Count the lines containing "社会和谐稳定" in the entries underneath, and state that count without anything else.

INPUT ROWS
==*==

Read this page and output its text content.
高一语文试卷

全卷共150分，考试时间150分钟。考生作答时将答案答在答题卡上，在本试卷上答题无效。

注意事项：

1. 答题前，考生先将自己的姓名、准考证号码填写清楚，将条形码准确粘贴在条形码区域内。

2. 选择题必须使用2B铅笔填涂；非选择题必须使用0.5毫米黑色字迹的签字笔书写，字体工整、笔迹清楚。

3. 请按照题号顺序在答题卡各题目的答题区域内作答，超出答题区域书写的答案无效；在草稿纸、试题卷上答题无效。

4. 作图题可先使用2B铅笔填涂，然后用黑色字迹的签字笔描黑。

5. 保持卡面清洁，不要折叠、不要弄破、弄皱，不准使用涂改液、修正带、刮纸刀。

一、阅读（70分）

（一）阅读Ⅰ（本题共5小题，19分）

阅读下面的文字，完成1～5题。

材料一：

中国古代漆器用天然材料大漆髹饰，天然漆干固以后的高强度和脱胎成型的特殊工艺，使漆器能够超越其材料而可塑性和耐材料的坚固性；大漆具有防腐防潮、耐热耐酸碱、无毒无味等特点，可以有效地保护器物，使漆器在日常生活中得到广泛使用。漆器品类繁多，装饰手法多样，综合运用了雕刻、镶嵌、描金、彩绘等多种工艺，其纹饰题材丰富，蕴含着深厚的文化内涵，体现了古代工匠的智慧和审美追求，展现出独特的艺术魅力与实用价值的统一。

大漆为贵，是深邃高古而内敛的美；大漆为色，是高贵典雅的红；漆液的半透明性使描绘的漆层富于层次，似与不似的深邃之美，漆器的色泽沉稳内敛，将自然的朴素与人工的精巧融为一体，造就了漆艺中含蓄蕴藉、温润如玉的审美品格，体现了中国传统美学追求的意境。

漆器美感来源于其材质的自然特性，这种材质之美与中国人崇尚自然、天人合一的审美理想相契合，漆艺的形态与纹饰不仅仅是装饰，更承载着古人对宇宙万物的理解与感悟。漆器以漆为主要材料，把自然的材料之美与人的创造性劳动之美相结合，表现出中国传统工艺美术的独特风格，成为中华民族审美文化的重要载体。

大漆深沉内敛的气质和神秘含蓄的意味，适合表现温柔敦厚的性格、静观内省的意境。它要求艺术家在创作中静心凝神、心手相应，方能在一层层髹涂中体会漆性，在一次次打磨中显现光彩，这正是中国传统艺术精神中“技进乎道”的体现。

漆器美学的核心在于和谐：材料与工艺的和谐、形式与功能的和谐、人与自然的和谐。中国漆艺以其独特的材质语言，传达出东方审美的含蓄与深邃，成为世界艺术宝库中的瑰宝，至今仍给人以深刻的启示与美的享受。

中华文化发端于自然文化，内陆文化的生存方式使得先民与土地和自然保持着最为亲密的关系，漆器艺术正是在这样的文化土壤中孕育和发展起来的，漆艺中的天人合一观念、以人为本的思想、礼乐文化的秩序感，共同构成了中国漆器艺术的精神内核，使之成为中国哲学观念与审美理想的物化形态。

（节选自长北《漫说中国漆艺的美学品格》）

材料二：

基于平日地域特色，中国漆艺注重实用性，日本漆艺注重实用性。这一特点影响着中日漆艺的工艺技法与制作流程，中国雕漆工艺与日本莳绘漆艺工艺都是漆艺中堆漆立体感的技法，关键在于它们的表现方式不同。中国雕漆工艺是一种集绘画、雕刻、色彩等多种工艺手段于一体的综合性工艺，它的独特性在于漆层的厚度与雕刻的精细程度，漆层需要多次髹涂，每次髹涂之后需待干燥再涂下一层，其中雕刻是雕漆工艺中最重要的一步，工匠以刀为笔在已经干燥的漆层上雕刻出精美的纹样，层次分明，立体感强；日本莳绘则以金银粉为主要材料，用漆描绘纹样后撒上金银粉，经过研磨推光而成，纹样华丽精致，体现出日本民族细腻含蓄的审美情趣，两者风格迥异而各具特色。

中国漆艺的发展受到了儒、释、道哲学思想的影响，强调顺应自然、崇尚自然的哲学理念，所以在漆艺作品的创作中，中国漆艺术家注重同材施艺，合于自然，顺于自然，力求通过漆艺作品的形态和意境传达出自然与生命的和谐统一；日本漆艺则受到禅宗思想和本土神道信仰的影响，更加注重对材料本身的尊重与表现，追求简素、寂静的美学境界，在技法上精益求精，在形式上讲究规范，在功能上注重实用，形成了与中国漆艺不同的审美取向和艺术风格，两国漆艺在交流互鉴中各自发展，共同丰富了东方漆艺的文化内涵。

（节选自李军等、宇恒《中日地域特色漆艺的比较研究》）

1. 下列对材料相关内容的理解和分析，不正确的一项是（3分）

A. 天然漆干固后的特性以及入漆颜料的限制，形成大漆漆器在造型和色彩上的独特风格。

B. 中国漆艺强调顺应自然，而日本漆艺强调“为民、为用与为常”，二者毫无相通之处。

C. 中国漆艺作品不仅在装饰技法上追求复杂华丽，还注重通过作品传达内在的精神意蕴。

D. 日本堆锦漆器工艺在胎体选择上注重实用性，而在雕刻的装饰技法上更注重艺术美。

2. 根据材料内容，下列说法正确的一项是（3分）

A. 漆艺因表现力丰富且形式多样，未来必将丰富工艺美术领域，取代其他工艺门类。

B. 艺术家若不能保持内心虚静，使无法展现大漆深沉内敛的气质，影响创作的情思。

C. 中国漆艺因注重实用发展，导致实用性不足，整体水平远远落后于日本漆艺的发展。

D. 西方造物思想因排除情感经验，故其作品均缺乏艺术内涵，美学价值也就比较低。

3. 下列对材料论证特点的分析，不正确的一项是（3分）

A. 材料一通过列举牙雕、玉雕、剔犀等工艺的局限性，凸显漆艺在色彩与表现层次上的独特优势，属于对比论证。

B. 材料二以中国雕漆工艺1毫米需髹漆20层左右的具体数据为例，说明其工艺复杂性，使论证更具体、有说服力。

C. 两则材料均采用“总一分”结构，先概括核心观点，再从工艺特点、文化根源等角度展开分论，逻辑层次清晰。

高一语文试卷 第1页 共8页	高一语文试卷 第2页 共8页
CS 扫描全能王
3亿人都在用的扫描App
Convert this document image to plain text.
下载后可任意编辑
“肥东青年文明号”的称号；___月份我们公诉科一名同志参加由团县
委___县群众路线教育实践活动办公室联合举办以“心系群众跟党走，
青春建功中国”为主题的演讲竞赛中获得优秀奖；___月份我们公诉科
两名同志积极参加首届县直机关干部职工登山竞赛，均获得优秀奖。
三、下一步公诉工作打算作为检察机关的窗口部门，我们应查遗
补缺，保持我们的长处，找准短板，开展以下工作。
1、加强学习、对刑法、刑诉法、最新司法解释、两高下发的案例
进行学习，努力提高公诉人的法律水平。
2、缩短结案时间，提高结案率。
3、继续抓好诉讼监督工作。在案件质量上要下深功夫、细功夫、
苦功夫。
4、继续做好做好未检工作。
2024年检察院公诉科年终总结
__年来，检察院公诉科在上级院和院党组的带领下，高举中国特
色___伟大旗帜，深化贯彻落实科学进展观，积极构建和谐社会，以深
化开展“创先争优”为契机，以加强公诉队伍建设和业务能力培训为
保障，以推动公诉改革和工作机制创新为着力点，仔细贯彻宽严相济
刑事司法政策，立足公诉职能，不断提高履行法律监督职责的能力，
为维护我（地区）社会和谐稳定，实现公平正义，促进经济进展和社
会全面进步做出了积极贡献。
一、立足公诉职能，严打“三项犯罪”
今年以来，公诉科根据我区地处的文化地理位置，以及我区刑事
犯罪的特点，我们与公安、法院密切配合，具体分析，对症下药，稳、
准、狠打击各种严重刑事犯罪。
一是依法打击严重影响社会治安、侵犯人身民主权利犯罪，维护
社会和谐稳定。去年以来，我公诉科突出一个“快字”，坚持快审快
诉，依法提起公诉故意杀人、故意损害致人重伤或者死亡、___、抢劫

==*==

EXERCISE RESULT
2